— START —

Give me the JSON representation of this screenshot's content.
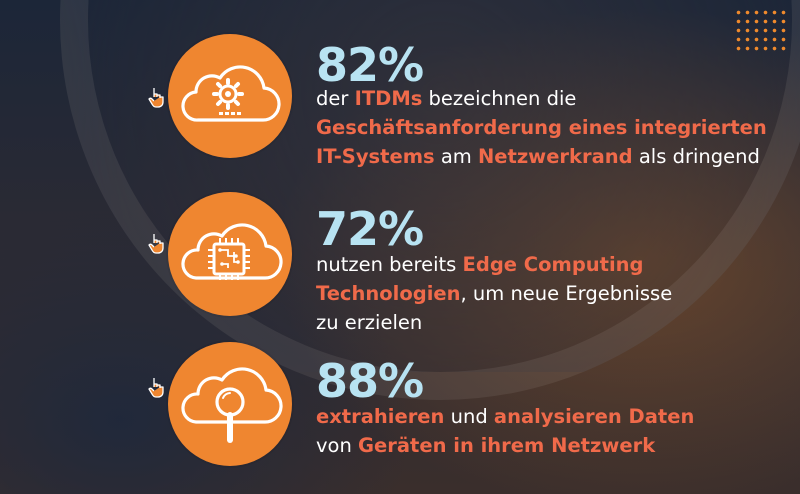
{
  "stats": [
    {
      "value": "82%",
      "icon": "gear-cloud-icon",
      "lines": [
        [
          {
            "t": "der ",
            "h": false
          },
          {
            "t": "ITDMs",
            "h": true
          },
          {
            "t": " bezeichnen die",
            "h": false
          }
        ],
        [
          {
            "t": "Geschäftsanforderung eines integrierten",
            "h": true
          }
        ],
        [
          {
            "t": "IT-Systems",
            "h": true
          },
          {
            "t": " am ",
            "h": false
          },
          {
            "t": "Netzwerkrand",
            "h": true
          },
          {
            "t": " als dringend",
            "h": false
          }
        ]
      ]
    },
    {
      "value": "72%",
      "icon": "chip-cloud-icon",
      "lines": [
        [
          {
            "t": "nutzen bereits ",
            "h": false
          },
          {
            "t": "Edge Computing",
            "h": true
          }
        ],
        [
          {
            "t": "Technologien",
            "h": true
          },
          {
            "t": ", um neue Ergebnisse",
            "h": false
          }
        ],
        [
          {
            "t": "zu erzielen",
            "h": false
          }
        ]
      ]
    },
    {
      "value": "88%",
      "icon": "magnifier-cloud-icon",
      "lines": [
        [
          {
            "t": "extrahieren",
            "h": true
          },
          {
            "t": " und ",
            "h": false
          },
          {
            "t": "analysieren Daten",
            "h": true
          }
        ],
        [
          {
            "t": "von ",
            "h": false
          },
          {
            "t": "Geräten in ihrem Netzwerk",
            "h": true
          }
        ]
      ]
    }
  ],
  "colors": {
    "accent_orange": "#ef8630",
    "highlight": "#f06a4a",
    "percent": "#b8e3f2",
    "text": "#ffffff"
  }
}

— END —

Required work: From the listing above, collect each line in which the string "cloud" appears.

Solution for this problem:
      "icon": "gear-cloud-icon",
      "icon": "chip-cloud-icon",
      "icon": "magnifier-cloud-icon",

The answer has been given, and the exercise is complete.